▸ **REQUIRED TASK**
Edit the lines below so that every "Gross Margin" becomes "Net Revenue", with nothing else altered. Leave the pictures out of your version.

▸ **PROVIDED RECORDS**
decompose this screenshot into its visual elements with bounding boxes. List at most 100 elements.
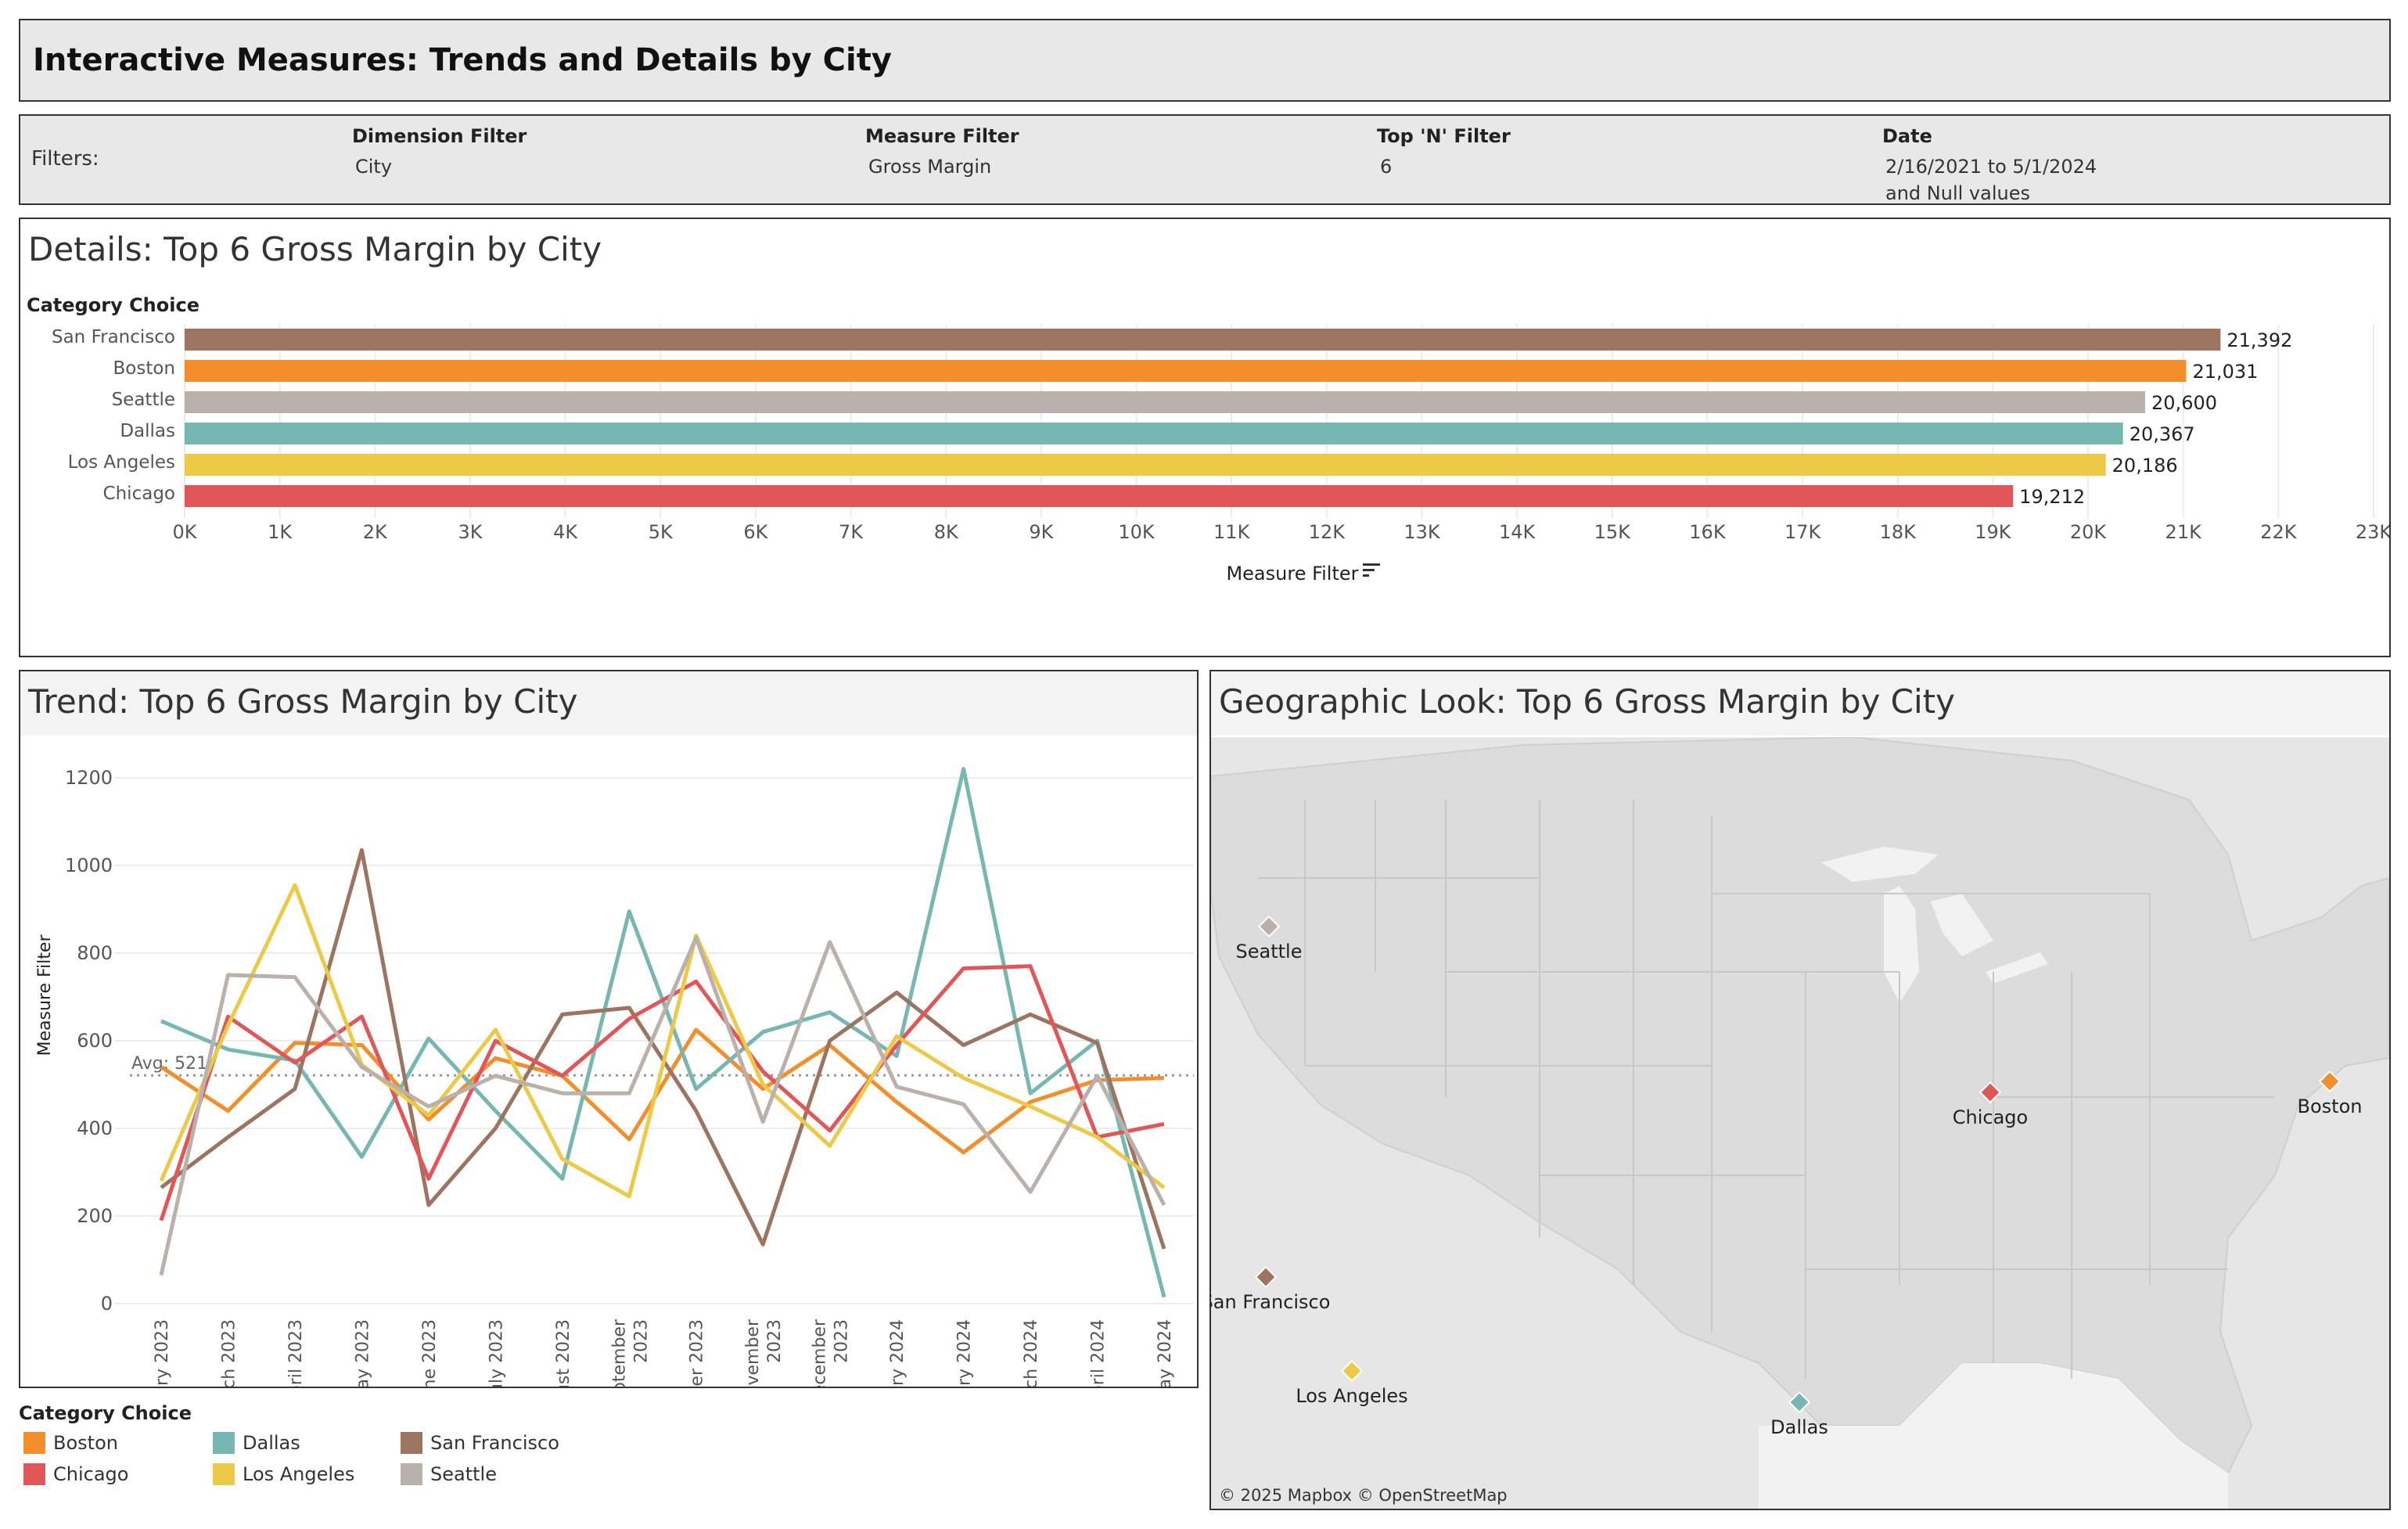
legend-item-boston[interactable]: Boston (23, 1432, 118, 1454)
bar-x-tick-label: 20K (2070, 521, 2108, 543)
filter-value: Gross Margin (868, 156, 992, 178)
filter-top-n[interactable]: Top 'N' Filter 6 (1377, 125, 1511, 180)
line-x-tick-label: 2023 (765, 1319, 785, 1363)
dashboard-title-bar: Interactive Measures: Trends and Details… (19, 19, 2391, 102)
legend-label: Chicago (53, 1463, 129, 1485)
filter-value: 2/16/2021 to 5/1/2024 and Null values (1882, 153, 2097, 207)
line-x-tick-label: March 2024 (1022, 1319, 1041, 1387)
line-y-tick-label: 1000 (65, 854, 113, 876)
filter-date-nulls: and Null values (1885, 182, 2030, 204)
trend-y-axis-title: Measure Filter (35, 934, 55, 1056)
bar[interactable] (185, 329, 2221, 351)
bar-x-tick-label: 0K (172, 521, 197, 543)
line-x-tick-label: August 2023 (554, 1319, 573, 1387)
filter-header: Date (1882, 125, 1932, 147)
filter-value: 6 (1380, 156, 1393, 178)
bar-x-tick-label: 11K (1213, 521, 1251, 543)
legend-swatch (213, 1463, 235, 1485)
line-x-tick-label: April 2023 (286, 1319, 306, 1387)
city-label: Boston (2298, 1095, 2363, 1117)
bar[interactable] (185, 454, 2106, 476)
details-bar-chart: 21,392 21,031 20,600 20,367 20,186 19,212 0K 1… (27, 294, 2389, 585)
legend-swatch (213, 1432, 235, 1454)
bar-value-label: 20,186 (2112, 455, 2178, 477)
line-y-tick-label: 200 (77, 1205, 113, 1227)
bar-category-label: Boston (113, 358, 175, 379)
line-x-tick-label: May 2023 (353, 1319, 372, 1387)
legend-swatch (401, 1463, 422, 1485)
bar-x-tick-label: 2K (363, 521, 388, 543)
filter-header: Dimension Filter (352, 125, 527, 147)
legend-swatch (23, 1463, 45, 1485)
line-x-tick-label: February 2023 (153, 1319, 172, 1387)
city-label: Los Angeles (1296, 1385, 1407, 1407)
bar[interactable] (185, 485, 2014, 507)
bar-x-tick-label: 15K (1594, 521, 1632, 543)
bar-axis-title: Measure Filter (1226, 563, 1358, 585)
line-y-tick-label: 400 (77, 1117, 113, 1139)
map-attribution[interactable]: © 2025 Mapbox © OpenStreetMap (1219, 1486, 1508, 1505)
bar-x-tick-label: 12K (1309, 521, 1346, 543)
filter-date-range: 2/16/2021 to 5/1/2024 (1885, 156, 2097, 178)
legend-item-los-angeles[interactable]: Los Angeles (213, 1463, 354, 1485)
filters-label: Filters: (31, 147, 99, 171)
legend-item-chicago[interactable]: Chicago (23, 1463, 128, 1485)
bar-x-tick-label: 18K (1880, 521, 1917, 543)
bar[interactable] (185, 423, 2123, 444)
filter-bar: Filters: Dimension Filter City Measure F… (19, 114, 2391, 205)
legend-item-san-francisco[interactable]: San Francisco (401, 1432, 559, 1454)
series-line-boston[interactable] (160, 1027, 1165, 1155)
bar[interactable] (185, 391, 2146, 413)
bar-x-tick-label: 4K (553, 521, 578, 543)
line-x-tick-label: 2023 (832, 1319, 852, 1363)
filter-dimension[interactable]: Dimension Filter City (352, 125, 527, 180)
category-legend: Category Choice Boston Dallas San Franci… (19, 1402, 613, 1520)
bar-category-label: Los Angeles (68, 452, 175, 473)
line-x-tick-label: November (743, 1319, 763, 1387)
bar-x-tick-label: 9K (1029, 521, 1054, 543)
legend-label: San Francisco (430, 1432, 559, 1454)
bar-x-tick-label: 1K (268, 521, 293, 543)
sort-descending-icon[interactable] (1363, 563, 1380, 577)
bar-x-tick-label: 8K (934, 521, 959, 543)
bar-value-label: 21,392 (2227, 329, 2292, 351)
line-x-tick-label: June 2023 (420, 1319, 440, 1387)
legend-item-dallas[interactable]: Dallas (213, 1432, 300, 1454)
filter-value: City (355, 156, 393, 178)
legend-title: Category Choice (19, 1402, 192, 1424)
bar-category-label: Chicago (103, 484, 175, 504)
trend-panel: Trend: Top 6 Gross Margin by City Avg: 5… (19, 670, 1199, 1388)
bar-category-label: Dallas (120, 421, 175, 441)
city-label: Seattle (1236, 941, 1303, 962)
city-label: San Francisco (1211, 1291, 1330, 1313)
line-y-tick-label: 800 (77, 942, 113, 964)
geo-panel: Geographic Look: Top 6 Gross Margin by C… (1209, 670, 2391, 1510)
bar-x-tick-label: 5K (649, 521, 674, 543)
line-x-tick-label: February 2024 (955, 1319, 975, 1387)
bar-value-label: 20,600 (2151, 392, 2217, 414)
legend-item-seattle[interactable]: Seattle (401, 1463, 497, 1485)
filter-header: Measure Filter (865, 125, 1019, 147)
trend-line-chart: Avg: 521 020040060080010001200 February … (35, 767, 1194, 1387)
us-map[interactable]: Seattle Chicago Boston San Francisco Los Ang… (1211, 737, 2389, 1509)
legend-swatch (401, 1432, 422, 1454)
filter-date[interactable]: Date 2/16/2021 to 5/1/2024 and Null valu… (1882, 125, 2097, 207)
bar[interactable] (185, 360, 2187, 382)
bar-category-label: San Francisco (52, 327, 175, 347)
series-line-seattle[interactable] (159, 935, 1166, 1276)
legend-label: Seattle (430, 1463, 497, 1485)
bar-x-tick-label: 10K (1118, 521, 1155, 543)
line-y-tick-label: 600 (77, 1030, 113, 1052)
details-panel: Details: Top 6 Gross Margin by City 21,3… (19, 218, 2391, 657)
line-x-tick-label: January 2024 (888, 1319, 907, 1387)
bar-x-tick-label: 17K (1784, 521, 1822, 543)
bar-x-tick-label: 6K (743, 521, 768, 543)
legend-swatch (23, 1432, 45, 1454)
line-x-tick-label: May 2024 (1155, 1319, 1175, 1387)
bar-value-label: 21,031 (2192, 361, 2258, 383)
bar-x-tick-label: 22K (2260, 521, 2298, 543)
bar-x-tick-label: 14K (1499, 521, 1536, 543)
legend-label: Los Angeles (243, 1463, 355, 1485)
line-y-tick-label: 1200 (65, 767, 113, 789)
filter-measure[interactable]: Measure Filter Gross Margin (865, 125, 1019, 180)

▸ **TASK OUTPUT**
decompose this screenshot into its visual elements with bounding boxes. List at most 100 elements.
legend-item-boston[interactable]: Boston (23, 1432, 118, 1454)
bar-x-tick-label: 20K (2070, 521, 2108, 543)
filter-value: Net Revenue (868, 156, 992, 178)
filter-top-n[interactable]: Top 'N' Filter 6 (1377, 125, 1511, 180)
line-x-tick-label: 2023 (765, 1319, 785, 1363)
dashboard-title-bar: Interactive Measures: Trends and Details… (19, 19, 2391, 102)
legend-label: Chicago (53, 1463, 129, 1485)
filter-value: 2/16/2021 to 5/1/2024 and Null values (1882, 153, 2097, 207)
line-x-tick-label: March 2024 (1022, 1319, 1041, 1387)
line-y-tick-label: 1000 (65, 854, 113, 876)
filter-date-nulls: and Null values (1885, 182, 2030, 204)
trend-y-axis-title: Measure Filter (35, 934, 55, 1056)
bar[interactable] (185, 329, 2221, 351)
bar-x-tick-label: 0K (172, 521, 197, 543)
line-x-tick-label: August 2023 (554, 1319, 573, 1387)
filter-header: Date (1882, 125, 1932, 147)
filter-value: 6 (1380, 156, 1393, 178)
bar-x-tick-label: 11K (1213, 521, 1251, 543)
legend-swatch (213, 1463, 235, 1485)
line-x-tick-label: April 2023 (286, 1319, 306, 1387)
city-label: Boston (2298, 1095, 2363, 1117)
bar[interactable] (185, 454, 2106, 476)
details-bar-chart: 21,392 21,031 20,600 20,367 20,186 19,212 0K 1… (27, 294, 2389, 585)
legend-swatch (213, 1432, 235, 1454)
bar-value-label: 20,186 (2112, 455, 2178, 477)
line-y-tick-label: 200 (77, 1205, 113, 1227)
bar-category-label: Boston (113, 358, 175, 379)
line-x-tick-label: May 2023 (353, 1319, 372, 1387)
legend-swatch (401, 1463, 422, 1485)
bar-x-tick-label: 2K (363, 521, 388, 543)
filter-header: Dimension Filter (352, 125, 527, 147)
legend-swatch (23, 1463, 45, 1485)
line-x-tick-label: February 2023 (153, 1319, 172, 1387)
city-label: Los Angeles (1296, 1385, 1407, 1407)
bar[interactable] (185, 485, 2014, 507)
bar-x-tick-label: 15K (1594, 521, 1632, 543)
bar-axis-title: Measure Filter (1226, 563, 1358, 585)
line-y-tick-label: 400 (77, 1117, 113, 1139)
map-attribution[interactable]: © 2025 Mapbox © OpenStreetMap (1219, 1486, 1508, 1505)
bar-x-tick-label: 12K (1309, 521, 1346, 543)
filter-date-range: 2/16/2021 to 5/1/2024 (1885, 156, 2097, 178)
legend-item-los-angeles[interactable]: Los Angeles (213, 1463, 354, 1485)
filters-label: Filters: (31, 147, 99, 171)
legend-item-chicago[interactable]: Chicago (23, 1463, 128, 1485)
bar-x-tick-label: 18K (1880, 521, 1917, 543)
bar[interactable] (185, 423, 2123, 444)
filter-bar: Filters: Dimension Filter City Measure F… (19, 114, 2391, 205)
legend-item-san-francisco[interactable]: San Francisco (401, 1432, 559, 1454)
series-line-boston[interactable] (160, 1027, 1165, 1155)
bar[interactable] (185, 391, 2146, 413)
bar-x-tick-label: 4K (553, 521, 578, 543)
line-x-tick-label: 2023 (832, 1319, 852, 1363)
filter-dimension[interactable]: Dimension Filter City (352, 125, 527, 180)
category-legend: Category Choice Boston Dallas San Franci… (19, 1402, 613, 1520)
bar-category-label: Los Angeles (68, 452, 175, 473)
line-x-tick-label: November (743, 1319, 763, 1387)
bar-x-tick-label: 9K (1029, 521, 1054, 543)
legend-label: San Francisco (430, 1432, 559, 1454)
bar-x-tick-label: 1K (268, 521, 293, 543)
sort-descending-icon[interactable] (1363, 563, 1380, 577)
bar-x-tick-label: 8K (934, 521, 959, 543)
bar-value-label: 21,392 (2227, 329, 2292, 351)
line-x-tick-label: June 2023 (420, 1319, 440, 1387)
legend-item-dallas[interactable]: Dallas (213, 1432, 300, 1454)
filter-value: City (355, 156, 393, 178)
legend-title: Category Choice (19, 1402, 192, 1424)
bar-category-label: Chicago (103, 484, 175, 504)
trend-panel: Trend: Top 6 Net Revenue by City Avg: 5… (19, 670, 1199, 1388)
bar-category-label: Dallas (120, 421, 175, 441)
city-label: Seattle (1236, 941, 1303, 962)
city-label: San Francisco (1211, 1291, 1330, 1313)
line-y-tick-label: 800 (77, 942, 113, 964)
geo-panel: Geographic Look: Top 6 Net Revenue by C… (1209, 670, 2391, 1510)
bar-x-tick-label: 5K (649, 521, 674, 543)
line-x-tick-label: February 2024 (955, 1319, 975, 1387)
bar-value-label: 20,600 (2151, 392, 2217, 414)
legend-item-seattle[interactable]: Seattle (401, 1463, 497, 1485)
filter-header: Measure Filter (865, 125, 1019, 147)
trend-line-chart: Avg: 521 020040060080010001200 February … (35, 767, 1194, 1387)
us-map[interactable]: Seattle Chicago Boston San Francisco Los Ang… (1211, 737, 2389, 1509)
legend-swatch (401, 1432, 422, 1454)
filter-date[interactable]: Date 2/16/2021 to 5/1/2024 and Null valu… (1882, 125, 2097, 207)
bar[interactable] (185, 360, 2187, 382)
bar-category-label: San Francisco (52, 327, 175, 347)
series-line-seattle[interactable] (159, 935, 1166, 1276)
legend-label: Seattle (430, 1463, 497, 1485)
bar-x-tick-label: 10K (1118, 521, 1155, 543)
line-y-tick-label: 600 (77, 1030, 113, 1052)
details-panel: Details: Top 6 Net Revenue by City 21,3… (19, 218, 2391, 657)
line-x-tick-label: January 2024 (888, 1319, 907, 1387)
bar-x-tick-label: 17K (1784, 521, 1822, 543)
bar-x-tick-label: 6K (743, 521, 768, 543)
legend-swatch (23, 1432, 45, 1454)
line-x-tick-label: May 2024 (1155, 1319, 1175, 1387)
bar-value-label: 21,031 (2192, 361, 2258, 383)
bar-x-tick-label: 22K (2260, 521, 2298, 543)
bar-x-tick-label: 14K (1499, 521, 1536, 543)
legend-label: Los Angeles (243, 1463, 355, 1485)
line-y-tick-label: 1200 (65, 767, 113, 789)
filter-measure[interactable]: Measure Filter Net Revenue (865, 125, 1019, 180)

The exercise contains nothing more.